[THE PROBLEM]: Report each line of the data that includes the word "makan".

[DATA SUPPLIED]:
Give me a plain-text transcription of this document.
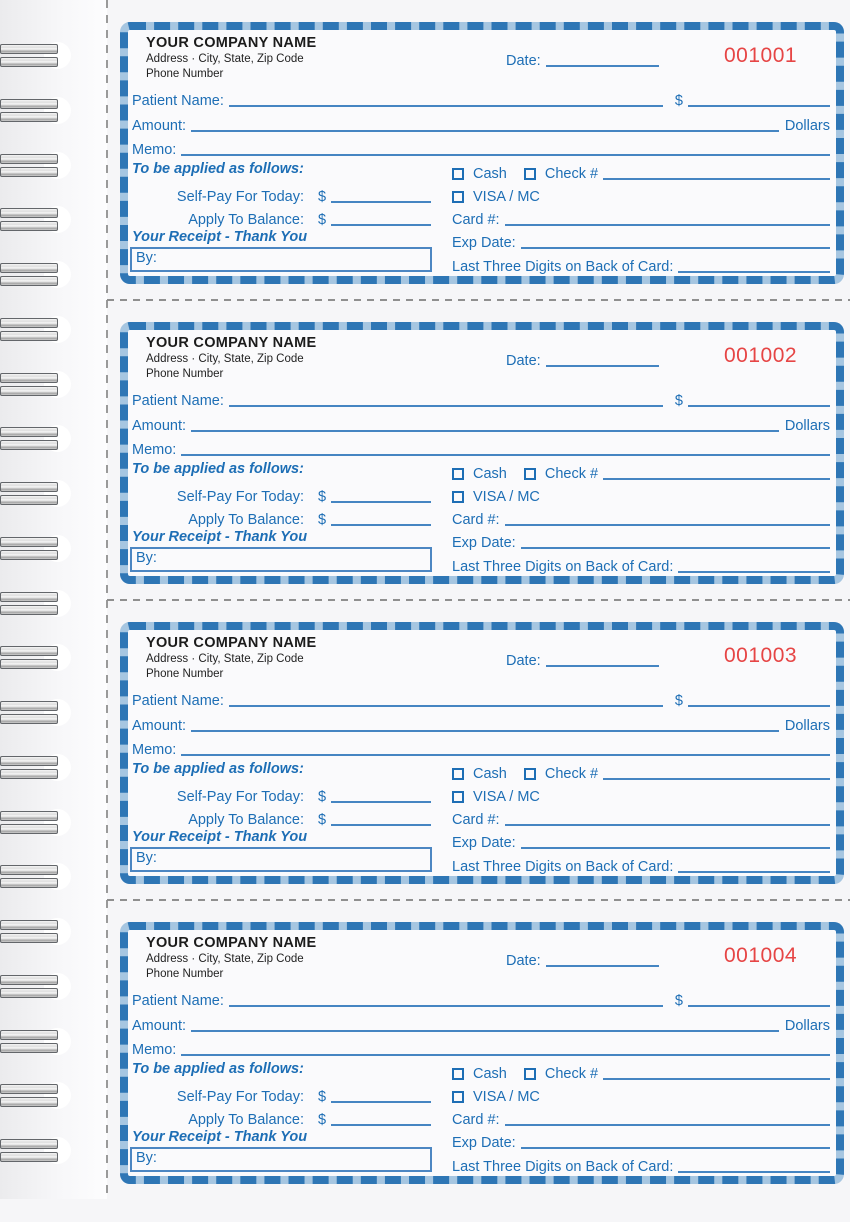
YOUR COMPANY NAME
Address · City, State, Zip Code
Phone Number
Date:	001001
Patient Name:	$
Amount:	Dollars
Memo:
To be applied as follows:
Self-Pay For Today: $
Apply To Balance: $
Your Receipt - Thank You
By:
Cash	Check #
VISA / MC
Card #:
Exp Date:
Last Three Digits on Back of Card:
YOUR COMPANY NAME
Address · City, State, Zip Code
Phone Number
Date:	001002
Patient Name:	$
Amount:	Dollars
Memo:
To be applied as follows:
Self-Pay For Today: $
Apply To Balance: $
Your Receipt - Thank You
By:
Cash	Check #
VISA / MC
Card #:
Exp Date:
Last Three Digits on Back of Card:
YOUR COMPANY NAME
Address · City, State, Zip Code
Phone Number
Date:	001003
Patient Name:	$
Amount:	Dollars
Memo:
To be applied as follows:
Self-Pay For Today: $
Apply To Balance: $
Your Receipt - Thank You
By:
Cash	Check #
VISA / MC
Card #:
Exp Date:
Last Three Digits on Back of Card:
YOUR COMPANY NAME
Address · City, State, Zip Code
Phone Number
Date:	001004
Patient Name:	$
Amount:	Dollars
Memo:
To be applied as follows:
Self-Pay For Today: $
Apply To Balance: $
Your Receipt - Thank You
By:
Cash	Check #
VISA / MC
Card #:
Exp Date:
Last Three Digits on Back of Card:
==
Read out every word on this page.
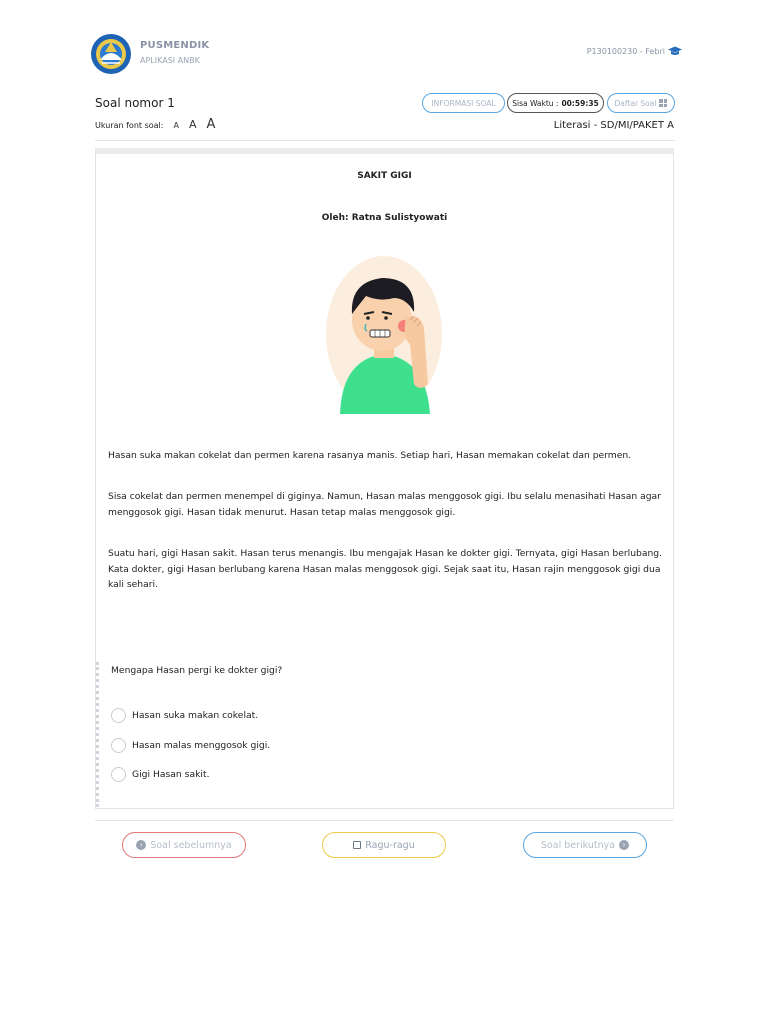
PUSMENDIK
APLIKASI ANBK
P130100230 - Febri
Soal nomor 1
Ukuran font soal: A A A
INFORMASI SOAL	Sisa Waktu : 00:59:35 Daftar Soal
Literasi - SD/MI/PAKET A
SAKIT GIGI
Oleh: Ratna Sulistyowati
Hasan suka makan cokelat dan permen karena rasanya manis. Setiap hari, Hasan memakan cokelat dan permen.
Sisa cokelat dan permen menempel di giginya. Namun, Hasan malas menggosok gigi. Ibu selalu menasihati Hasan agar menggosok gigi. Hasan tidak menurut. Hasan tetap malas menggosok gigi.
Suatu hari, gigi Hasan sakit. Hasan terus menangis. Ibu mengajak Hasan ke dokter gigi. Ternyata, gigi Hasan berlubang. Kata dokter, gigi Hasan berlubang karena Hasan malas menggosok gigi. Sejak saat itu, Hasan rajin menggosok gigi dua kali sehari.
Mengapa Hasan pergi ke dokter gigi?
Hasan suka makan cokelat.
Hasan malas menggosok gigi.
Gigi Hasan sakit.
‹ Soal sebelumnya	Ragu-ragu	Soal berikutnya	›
==
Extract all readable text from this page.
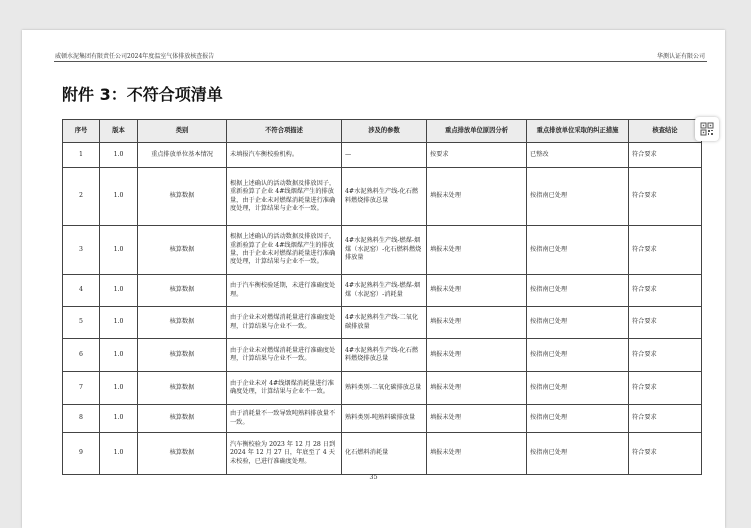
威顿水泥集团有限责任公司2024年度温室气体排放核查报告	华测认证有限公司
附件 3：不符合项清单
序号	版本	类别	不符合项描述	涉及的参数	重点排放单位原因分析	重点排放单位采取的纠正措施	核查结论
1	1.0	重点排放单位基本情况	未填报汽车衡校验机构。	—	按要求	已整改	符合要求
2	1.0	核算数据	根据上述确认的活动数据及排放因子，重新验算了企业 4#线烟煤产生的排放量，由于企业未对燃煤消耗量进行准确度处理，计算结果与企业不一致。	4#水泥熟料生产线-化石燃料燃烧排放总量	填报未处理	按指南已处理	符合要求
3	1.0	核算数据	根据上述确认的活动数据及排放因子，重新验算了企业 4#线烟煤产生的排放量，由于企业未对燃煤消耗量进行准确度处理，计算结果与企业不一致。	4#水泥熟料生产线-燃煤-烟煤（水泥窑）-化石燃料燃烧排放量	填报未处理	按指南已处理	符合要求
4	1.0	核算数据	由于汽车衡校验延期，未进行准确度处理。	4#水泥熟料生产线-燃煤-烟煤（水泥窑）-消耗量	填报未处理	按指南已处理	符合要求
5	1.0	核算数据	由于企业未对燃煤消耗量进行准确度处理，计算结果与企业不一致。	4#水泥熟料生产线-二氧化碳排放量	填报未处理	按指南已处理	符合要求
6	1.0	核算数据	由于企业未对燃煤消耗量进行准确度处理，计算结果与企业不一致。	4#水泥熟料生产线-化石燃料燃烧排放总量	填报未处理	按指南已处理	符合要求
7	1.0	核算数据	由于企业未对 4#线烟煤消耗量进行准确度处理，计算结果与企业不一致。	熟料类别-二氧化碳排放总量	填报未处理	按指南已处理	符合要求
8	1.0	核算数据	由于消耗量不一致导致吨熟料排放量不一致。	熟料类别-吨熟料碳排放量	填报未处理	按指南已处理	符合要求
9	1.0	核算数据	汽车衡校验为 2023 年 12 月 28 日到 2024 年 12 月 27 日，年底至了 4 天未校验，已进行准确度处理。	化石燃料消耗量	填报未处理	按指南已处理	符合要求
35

[COMPLETED TASK]:
Hasan suka makan cokelat dan permen karena rasanya manis. Setiap hari, Hasan memakan cokelat dan permen.
Hasan suka makan cokelat.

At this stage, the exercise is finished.